___ THE RECORDS

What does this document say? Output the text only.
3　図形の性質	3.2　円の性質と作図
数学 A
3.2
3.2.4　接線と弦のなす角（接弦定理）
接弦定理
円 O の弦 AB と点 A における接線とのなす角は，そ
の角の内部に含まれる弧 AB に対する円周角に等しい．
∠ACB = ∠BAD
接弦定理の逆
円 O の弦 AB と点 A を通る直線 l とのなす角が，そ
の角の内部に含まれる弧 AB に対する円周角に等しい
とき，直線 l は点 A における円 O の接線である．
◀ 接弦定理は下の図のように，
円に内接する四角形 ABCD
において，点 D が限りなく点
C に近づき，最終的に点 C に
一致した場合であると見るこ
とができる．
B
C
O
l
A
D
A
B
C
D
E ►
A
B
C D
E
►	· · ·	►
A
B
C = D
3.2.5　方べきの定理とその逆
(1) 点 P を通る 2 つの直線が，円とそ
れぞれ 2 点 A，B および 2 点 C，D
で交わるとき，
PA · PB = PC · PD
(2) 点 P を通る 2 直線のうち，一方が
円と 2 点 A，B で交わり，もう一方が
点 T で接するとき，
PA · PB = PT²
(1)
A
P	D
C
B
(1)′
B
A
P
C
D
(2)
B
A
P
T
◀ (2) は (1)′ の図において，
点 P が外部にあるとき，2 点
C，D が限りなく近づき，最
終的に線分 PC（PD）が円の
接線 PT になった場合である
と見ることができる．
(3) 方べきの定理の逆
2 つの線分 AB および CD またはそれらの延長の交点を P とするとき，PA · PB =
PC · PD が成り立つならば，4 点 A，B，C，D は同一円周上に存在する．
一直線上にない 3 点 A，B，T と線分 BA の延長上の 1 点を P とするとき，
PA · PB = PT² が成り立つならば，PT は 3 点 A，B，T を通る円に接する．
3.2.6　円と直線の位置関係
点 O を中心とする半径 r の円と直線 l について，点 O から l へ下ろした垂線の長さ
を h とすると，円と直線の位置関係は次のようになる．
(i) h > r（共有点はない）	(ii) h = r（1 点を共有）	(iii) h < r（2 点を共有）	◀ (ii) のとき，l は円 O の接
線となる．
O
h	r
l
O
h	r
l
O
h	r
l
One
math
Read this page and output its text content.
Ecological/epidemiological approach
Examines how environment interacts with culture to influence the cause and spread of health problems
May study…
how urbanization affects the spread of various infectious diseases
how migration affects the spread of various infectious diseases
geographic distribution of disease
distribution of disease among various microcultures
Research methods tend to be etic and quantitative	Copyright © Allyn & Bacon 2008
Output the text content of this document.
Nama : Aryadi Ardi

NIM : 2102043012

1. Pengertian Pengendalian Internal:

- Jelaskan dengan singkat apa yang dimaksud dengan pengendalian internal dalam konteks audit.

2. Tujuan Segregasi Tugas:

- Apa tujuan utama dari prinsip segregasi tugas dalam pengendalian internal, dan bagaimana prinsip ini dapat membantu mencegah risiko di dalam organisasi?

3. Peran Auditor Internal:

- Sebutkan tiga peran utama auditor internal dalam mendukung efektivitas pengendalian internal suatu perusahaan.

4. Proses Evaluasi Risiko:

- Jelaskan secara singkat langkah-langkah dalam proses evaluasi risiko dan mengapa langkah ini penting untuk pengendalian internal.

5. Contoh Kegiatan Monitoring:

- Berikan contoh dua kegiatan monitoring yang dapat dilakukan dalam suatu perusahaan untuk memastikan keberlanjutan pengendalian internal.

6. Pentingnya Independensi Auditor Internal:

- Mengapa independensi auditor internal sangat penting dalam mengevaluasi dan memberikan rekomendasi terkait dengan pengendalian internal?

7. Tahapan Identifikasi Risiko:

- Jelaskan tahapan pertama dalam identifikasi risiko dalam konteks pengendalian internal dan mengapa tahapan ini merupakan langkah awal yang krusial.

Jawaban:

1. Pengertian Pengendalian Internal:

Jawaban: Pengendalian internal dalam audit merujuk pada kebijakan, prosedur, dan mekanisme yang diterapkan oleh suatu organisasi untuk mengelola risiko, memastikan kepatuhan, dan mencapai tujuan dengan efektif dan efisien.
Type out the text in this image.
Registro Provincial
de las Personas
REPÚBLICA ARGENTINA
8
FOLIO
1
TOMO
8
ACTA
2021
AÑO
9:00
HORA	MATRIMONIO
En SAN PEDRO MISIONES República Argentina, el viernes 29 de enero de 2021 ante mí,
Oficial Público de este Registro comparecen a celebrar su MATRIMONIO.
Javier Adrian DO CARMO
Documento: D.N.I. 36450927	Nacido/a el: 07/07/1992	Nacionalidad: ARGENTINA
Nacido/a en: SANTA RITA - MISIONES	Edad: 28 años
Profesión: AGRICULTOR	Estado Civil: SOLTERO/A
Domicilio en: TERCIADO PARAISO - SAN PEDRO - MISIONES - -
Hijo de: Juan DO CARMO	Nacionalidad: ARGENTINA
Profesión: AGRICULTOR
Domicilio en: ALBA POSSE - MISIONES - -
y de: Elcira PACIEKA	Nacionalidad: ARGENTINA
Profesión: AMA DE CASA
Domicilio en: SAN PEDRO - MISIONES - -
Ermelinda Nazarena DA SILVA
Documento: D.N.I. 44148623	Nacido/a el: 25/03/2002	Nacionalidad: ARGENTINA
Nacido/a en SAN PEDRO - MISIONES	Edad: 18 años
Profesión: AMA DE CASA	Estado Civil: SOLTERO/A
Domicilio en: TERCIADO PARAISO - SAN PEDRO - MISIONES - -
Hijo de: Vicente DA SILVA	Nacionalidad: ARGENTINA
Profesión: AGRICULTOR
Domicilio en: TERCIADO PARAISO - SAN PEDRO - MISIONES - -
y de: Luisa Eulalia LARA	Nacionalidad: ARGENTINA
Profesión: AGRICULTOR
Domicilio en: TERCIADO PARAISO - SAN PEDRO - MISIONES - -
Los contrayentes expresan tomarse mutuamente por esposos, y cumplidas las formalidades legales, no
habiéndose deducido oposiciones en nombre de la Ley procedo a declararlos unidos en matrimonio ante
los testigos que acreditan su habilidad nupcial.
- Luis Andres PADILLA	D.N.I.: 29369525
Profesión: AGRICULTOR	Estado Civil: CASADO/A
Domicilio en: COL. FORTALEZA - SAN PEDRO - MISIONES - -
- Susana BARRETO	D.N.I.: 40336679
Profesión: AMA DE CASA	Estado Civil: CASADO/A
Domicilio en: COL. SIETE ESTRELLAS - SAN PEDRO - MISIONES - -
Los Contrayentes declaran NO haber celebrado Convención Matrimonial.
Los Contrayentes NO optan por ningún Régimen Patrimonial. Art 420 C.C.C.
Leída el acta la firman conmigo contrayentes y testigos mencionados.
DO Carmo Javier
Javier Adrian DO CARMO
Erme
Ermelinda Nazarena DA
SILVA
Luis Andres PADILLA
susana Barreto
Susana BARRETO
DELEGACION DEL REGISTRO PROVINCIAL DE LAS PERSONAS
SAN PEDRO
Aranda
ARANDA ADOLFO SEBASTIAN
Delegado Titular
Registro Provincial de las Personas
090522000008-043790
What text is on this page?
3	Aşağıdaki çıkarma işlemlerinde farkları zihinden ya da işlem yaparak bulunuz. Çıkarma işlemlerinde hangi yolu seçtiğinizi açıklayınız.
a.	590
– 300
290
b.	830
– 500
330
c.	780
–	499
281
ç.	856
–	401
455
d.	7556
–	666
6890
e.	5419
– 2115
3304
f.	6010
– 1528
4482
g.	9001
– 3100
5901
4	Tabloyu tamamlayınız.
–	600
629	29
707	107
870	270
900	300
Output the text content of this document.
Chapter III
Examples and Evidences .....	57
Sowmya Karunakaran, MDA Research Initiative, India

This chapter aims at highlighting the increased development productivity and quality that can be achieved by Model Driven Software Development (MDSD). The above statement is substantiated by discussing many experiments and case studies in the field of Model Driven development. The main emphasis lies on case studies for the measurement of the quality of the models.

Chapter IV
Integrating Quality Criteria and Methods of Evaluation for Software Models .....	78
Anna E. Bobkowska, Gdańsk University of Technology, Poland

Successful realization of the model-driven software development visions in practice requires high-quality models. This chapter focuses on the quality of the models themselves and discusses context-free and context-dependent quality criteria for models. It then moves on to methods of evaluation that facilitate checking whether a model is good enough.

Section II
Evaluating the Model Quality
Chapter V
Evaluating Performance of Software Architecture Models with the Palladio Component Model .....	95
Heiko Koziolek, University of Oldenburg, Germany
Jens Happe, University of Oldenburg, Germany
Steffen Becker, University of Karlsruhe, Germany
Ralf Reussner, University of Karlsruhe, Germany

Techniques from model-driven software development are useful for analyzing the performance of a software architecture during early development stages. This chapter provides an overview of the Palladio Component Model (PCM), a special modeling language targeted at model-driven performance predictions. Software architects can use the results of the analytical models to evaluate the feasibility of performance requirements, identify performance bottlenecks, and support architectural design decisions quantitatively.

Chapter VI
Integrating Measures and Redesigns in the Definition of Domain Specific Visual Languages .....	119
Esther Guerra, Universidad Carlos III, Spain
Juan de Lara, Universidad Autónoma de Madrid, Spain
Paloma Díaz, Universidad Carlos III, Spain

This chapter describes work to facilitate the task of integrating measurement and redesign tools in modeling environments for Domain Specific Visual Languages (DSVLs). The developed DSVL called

______

TASK TO CARRY OUT
List the lines of the material in which the word "untuk" occurs.

EXERCISE OUTPUT
- Jelaskan secara singkat langkah-langkah dalam proses evaluasi risiko dan mengapa langkah ini penting untuk pengendalian internal.
- Berikan contoh dua kegiatan monitoring yang dapat dilakukan dalam suatu perusahaan untuk memastikan keberlanjutan pengendalian internal.
Jawaban: Pengendalian internal dalam audit merujuk pada kebijakan, prosedur, dan mekanisme yang diterapkan oleh suatu organisasi untuk mengelola risiko, memastikan kepatuhan, dan mencapai tujuan dengan efektif dan efisien.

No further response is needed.